** START RAW DATA **

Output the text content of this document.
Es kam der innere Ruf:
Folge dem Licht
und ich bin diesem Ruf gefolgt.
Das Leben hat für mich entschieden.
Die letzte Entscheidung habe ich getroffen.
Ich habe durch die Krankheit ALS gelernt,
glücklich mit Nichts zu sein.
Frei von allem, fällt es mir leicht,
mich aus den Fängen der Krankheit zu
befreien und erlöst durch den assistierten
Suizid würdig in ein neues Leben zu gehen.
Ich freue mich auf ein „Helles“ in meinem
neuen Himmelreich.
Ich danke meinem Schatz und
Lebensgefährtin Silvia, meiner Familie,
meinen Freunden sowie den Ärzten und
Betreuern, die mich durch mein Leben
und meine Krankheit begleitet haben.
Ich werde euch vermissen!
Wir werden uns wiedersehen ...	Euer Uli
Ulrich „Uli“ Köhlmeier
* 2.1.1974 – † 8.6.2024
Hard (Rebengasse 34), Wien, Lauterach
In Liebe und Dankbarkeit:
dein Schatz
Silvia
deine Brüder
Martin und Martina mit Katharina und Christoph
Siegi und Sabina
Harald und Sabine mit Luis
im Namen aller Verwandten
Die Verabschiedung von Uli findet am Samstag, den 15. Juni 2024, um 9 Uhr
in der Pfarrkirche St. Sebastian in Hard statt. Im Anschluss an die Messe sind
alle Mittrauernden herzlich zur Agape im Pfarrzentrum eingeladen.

** END RAW DATA **

▶ _EXERCISE AIM_
Make an exact copy of the records.

▶ _ANSWER TO THE TASK_
Output the text content of this document.
Es kam der innere Ruf:
Folge dem Licht
und ich bin diesem Ruf gefolgt.
Das Leben hat für mich entschieden.
Die letzte Entscheidung habe ich getroffen.
Ich habe durch die Krankheit ALS gelernt,
glücklich mit Nichts zu sein.
Frei von allem, fällt es mir leicht,
mich aus den Fängen der Krankheit zu
befreien und erlöst durch den assistierten
Suizid würdig in ein neues Leben zu gehen.
Ich freue mich auf ein „Helles“ in meinem
neuen Himmelreich.
Ich danke meinem Schatz und
Lebensgefährtin Silvia, meiner Familie,
meinen Freunden sowie den Ärzten und
Betreuern, die mich durch mein Leben
und meine Krankheit begleitet haben.
Ich werde euch vermissen!
Wir werden uns wiedersehen ...	Euer Uli
Ulrich „Uli“ Köhlmeier
* 2.1.1974 – † 8.6.2024
Hard (Rebengasse 34), Wien, Lauterach
In Liebe und Dankbarkeit:
dein Schatz
Silvia
deine Brüder
Martin und Martina mit Katharina und Christoph
Siegi und Sabina
Harald und Sabine mit Luis
im Namen aller Verwandten
Die Verabschiedung von Uli findet am Samstag, den 15. Juni 2024, um 9 Uhr
in der Pfarrkirche St. Sebastian in Hard statt. Im Anschluss an die Messe sind
alle Mittrauernden herzlich zur Agape im Pfarrzentrum eingeladen.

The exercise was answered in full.